Not long ago, I sat down for lunch with him in the Arpeggio Grill, one of his tenants in Yellow Brick Road Shopping Center on Airport Boulevard just north of Highland Mall, and heard some of his stories.
Howard is a legend in West Austin as a successful businessperson, a civic leader, and a Rotarian. A lot of people would be surprised to know that during his days at the University of Texas, he was the managing editor of the Texas Ranger, the campus humor magazine, and that he majored in physical anthropology. He was also in ROTC and after serving as a company commander and troop movement officer in the 101st Airborne Division, he returned to Austin, where he started his career in the moving and storage business.


“In that business, I was using skills I had learned about transportation in the military,” Howard says. He was also chair of Austin’s sister city committee which interfaced with Saltillo, Mexico and while working on that project, he had a hand in starting what became Austin Smiles. For his health services work in
Mexico, he was awarded the DIF Medal for Humanitarian Service by that country’s government.

※ ※ ※

** Goal of the exercise **
From the piece about Howard, extract the passage from "Howard is a" up to and including "and storage business.", copying it word for word.

※ ※ ※

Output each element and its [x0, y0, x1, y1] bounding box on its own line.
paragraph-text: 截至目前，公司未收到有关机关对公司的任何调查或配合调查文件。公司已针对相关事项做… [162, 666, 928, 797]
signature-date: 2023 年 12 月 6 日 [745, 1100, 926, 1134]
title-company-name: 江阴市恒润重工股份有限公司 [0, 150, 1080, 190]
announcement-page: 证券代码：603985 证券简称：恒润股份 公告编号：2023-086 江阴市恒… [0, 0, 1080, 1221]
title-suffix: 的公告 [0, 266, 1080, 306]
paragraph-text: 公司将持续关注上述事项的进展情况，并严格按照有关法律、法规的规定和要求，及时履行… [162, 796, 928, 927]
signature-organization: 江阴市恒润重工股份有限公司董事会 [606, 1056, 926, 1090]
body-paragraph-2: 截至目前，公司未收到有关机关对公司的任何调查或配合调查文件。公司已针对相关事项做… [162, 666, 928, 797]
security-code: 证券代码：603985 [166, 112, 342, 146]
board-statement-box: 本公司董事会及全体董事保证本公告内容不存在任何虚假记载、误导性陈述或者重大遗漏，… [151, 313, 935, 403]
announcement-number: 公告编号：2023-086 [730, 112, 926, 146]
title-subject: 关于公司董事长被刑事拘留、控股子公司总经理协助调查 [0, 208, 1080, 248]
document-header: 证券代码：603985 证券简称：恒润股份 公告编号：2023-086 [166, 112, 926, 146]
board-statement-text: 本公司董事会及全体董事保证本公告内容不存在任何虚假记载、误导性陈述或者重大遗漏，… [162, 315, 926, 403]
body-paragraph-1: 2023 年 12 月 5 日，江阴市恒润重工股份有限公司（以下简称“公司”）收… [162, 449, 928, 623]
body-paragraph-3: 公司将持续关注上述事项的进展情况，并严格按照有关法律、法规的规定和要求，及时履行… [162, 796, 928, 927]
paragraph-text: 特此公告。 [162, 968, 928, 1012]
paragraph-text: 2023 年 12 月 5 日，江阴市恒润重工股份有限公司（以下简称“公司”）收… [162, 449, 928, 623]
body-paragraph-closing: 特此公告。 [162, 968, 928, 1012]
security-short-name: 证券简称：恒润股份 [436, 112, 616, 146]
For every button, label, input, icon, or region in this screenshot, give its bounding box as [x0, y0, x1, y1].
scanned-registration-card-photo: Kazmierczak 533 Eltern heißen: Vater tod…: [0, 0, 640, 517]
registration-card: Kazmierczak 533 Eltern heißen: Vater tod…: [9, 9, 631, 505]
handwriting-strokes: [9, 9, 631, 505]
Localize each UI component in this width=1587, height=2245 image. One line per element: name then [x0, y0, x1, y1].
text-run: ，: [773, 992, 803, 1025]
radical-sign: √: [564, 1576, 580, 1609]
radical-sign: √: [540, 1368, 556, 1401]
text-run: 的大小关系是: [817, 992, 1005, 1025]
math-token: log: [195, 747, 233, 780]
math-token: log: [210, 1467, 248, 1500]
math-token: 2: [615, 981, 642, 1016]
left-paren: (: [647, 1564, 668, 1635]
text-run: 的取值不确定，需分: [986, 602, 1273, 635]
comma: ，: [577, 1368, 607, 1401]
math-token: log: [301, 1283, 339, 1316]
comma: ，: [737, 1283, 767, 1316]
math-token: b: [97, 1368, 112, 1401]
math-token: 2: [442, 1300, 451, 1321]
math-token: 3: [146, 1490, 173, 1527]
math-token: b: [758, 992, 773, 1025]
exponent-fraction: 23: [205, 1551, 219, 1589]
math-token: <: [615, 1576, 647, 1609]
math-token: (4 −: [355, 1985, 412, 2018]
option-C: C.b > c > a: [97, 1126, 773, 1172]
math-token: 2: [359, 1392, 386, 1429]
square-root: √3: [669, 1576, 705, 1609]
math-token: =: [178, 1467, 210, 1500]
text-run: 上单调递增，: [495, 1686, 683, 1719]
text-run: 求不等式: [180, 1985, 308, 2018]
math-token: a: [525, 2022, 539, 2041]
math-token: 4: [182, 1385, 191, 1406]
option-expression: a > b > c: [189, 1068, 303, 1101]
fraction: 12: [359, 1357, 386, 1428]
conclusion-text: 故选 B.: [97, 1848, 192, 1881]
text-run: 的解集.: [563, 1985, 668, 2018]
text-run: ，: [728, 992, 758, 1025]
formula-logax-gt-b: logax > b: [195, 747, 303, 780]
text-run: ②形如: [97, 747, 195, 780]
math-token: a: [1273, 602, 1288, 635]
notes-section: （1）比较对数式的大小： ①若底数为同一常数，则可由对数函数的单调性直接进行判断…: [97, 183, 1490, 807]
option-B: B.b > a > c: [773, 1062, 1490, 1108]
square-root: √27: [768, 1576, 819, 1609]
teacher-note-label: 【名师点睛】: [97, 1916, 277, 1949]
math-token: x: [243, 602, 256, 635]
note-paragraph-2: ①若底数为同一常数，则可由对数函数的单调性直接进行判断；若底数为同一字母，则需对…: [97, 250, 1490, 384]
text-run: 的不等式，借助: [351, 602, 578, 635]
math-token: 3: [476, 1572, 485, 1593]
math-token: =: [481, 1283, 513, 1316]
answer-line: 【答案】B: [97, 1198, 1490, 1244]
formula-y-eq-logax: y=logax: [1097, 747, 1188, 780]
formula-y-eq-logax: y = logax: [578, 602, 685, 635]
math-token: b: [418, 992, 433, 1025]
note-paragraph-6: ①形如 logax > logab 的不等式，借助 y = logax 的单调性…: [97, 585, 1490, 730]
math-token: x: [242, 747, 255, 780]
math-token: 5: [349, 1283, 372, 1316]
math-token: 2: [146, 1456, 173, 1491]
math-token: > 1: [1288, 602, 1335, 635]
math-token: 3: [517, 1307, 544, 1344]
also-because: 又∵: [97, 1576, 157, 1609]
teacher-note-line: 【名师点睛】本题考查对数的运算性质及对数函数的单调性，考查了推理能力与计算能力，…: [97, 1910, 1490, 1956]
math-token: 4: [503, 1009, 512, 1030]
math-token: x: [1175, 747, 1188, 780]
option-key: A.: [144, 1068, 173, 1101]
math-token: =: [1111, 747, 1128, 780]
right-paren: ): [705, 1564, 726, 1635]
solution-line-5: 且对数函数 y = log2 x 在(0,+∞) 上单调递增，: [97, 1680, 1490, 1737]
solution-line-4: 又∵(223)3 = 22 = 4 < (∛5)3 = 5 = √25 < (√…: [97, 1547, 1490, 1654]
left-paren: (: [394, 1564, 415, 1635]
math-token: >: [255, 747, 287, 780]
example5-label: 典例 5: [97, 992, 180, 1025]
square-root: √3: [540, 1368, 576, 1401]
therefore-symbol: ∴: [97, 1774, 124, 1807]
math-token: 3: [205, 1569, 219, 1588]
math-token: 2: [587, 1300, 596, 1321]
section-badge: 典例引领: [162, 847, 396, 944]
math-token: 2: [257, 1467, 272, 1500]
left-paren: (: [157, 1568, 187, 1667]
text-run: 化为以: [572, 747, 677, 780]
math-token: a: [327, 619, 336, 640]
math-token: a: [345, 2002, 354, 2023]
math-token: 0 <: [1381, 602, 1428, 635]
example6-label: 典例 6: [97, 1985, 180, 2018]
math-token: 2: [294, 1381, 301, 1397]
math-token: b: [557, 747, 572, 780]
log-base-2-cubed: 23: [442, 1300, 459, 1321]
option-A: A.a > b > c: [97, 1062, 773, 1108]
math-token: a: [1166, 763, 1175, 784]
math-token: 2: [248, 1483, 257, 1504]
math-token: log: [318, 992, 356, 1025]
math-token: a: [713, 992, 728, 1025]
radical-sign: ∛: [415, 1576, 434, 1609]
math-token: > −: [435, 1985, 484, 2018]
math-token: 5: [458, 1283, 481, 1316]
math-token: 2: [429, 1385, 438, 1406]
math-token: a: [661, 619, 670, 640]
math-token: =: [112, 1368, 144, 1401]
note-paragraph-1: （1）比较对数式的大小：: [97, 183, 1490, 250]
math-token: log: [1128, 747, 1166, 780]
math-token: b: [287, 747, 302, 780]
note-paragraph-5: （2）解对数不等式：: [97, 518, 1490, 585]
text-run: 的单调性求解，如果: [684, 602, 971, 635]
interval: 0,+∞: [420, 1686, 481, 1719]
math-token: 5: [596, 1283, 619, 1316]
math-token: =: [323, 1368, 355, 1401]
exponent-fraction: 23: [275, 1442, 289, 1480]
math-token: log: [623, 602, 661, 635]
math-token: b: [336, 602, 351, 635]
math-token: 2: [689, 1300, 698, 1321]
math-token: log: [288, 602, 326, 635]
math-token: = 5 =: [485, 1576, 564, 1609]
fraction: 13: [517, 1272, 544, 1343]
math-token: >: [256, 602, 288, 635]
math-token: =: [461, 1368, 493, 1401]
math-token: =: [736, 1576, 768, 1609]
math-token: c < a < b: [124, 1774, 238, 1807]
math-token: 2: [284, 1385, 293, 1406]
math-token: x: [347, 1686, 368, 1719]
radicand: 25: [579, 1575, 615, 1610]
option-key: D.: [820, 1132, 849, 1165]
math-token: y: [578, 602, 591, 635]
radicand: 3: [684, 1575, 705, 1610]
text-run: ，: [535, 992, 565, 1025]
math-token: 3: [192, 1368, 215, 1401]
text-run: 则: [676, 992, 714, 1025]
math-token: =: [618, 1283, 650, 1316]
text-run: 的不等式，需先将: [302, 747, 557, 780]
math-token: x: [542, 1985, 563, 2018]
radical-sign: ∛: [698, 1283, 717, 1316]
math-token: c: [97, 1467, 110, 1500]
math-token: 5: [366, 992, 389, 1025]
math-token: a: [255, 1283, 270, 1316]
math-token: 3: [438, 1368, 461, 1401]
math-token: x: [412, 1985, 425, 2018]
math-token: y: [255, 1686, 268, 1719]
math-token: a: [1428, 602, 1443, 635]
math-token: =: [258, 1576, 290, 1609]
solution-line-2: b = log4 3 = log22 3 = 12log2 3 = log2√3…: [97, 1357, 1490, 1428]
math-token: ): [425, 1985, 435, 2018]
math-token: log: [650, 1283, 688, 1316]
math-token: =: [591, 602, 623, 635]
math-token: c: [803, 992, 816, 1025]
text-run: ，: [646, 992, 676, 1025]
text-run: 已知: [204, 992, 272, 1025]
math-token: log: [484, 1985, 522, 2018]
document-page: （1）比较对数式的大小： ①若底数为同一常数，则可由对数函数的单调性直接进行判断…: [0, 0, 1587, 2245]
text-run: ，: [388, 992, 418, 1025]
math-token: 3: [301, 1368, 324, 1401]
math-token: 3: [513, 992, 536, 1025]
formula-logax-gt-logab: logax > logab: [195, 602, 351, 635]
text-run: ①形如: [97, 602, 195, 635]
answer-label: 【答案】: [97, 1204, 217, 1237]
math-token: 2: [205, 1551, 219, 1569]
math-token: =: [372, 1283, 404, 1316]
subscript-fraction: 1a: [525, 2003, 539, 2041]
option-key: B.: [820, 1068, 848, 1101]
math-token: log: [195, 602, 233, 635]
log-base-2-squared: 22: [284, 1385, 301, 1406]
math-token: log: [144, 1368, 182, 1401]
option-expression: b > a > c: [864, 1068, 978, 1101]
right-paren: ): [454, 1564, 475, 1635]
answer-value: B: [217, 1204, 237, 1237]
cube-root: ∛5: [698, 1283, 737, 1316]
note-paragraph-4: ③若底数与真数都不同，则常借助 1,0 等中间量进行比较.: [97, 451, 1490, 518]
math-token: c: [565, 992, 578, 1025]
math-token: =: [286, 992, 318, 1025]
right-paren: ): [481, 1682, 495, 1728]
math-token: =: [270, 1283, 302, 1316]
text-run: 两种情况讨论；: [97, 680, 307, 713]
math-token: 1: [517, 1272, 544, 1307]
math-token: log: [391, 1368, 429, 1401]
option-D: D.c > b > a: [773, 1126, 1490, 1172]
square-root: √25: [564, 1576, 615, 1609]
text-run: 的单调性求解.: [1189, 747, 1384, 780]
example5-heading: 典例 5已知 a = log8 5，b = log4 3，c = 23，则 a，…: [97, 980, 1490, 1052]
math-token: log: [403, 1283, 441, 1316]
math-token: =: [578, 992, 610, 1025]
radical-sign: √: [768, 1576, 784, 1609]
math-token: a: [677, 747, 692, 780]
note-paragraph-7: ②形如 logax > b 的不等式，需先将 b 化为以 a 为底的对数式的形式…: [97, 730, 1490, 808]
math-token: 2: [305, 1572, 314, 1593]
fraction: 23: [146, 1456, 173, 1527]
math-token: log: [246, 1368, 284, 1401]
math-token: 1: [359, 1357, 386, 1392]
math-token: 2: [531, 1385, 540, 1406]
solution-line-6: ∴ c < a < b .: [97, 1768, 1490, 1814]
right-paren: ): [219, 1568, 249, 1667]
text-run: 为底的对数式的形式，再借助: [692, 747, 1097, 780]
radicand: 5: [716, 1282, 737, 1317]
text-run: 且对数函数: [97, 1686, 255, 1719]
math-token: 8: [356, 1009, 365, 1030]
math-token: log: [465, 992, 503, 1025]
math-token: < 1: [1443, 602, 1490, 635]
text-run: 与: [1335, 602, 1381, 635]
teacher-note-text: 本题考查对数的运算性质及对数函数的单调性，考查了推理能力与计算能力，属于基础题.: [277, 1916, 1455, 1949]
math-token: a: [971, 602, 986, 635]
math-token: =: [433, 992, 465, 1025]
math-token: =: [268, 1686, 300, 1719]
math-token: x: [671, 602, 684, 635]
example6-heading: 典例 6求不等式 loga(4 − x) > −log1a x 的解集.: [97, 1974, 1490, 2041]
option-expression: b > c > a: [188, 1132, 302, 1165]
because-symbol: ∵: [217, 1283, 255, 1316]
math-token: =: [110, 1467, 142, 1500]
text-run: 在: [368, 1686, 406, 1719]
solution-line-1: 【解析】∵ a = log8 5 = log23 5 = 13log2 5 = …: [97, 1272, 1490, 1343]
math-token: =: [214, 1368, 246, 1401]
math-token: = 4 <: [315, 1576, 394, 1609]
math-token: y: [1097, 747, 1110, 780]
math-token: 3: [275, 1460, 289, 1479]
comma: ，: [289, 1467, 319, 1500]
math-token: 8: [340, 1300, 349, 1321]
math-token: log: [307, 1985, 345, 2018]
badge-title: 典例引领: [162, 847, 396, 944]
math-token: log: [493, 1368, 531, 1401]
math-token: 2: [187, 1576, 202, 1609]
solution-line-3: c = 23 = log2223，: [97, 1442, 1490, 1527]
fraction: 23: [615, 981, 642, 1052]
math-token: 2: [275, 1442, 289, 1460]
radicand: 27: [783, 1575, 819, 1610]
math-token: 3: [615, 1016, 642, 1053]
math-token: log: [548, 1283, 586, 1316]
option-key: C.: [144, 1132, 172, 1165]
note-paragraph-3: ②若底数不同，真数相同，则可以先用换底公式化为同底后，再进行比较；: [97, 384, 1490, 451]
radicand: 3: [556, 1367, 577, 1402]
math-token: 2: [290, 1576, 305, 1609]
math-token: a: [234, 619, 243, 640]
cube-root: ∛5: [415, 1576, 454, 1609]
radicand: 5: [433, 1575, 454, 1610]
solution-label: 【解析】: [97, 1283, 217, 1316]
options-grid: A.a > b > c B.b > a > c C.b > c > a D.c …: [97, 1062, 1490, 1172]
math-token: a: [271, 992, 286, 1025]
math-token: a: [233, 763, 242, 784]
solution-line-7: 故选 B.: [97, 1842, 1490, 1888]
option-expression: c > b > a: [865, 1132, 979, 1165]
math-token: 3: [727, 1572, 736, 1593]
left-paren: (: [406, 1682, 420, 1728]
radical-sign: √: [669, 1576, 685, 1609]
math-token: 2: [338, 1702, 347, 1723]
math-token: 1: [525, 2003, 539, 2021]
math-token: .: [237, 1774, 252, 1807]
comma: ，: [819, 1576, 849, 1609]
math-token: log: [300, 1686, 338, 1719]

※ ※ ※

** Exercise solution **
Howard is a legend in West Austin as a successful businessperson, a civic leader, and a Rotarian. A lot of people would be surprised to know that during his days at the University of Texas, he was the managing editor of the Texas Ranger, the campus humor magazine, and that he majored in physical anthropology. He was also in ROTC and after serving as a company commander and troop movement officer in the 101st Airborne Division, he returned to Austin, where he started his career in the moving and storage business.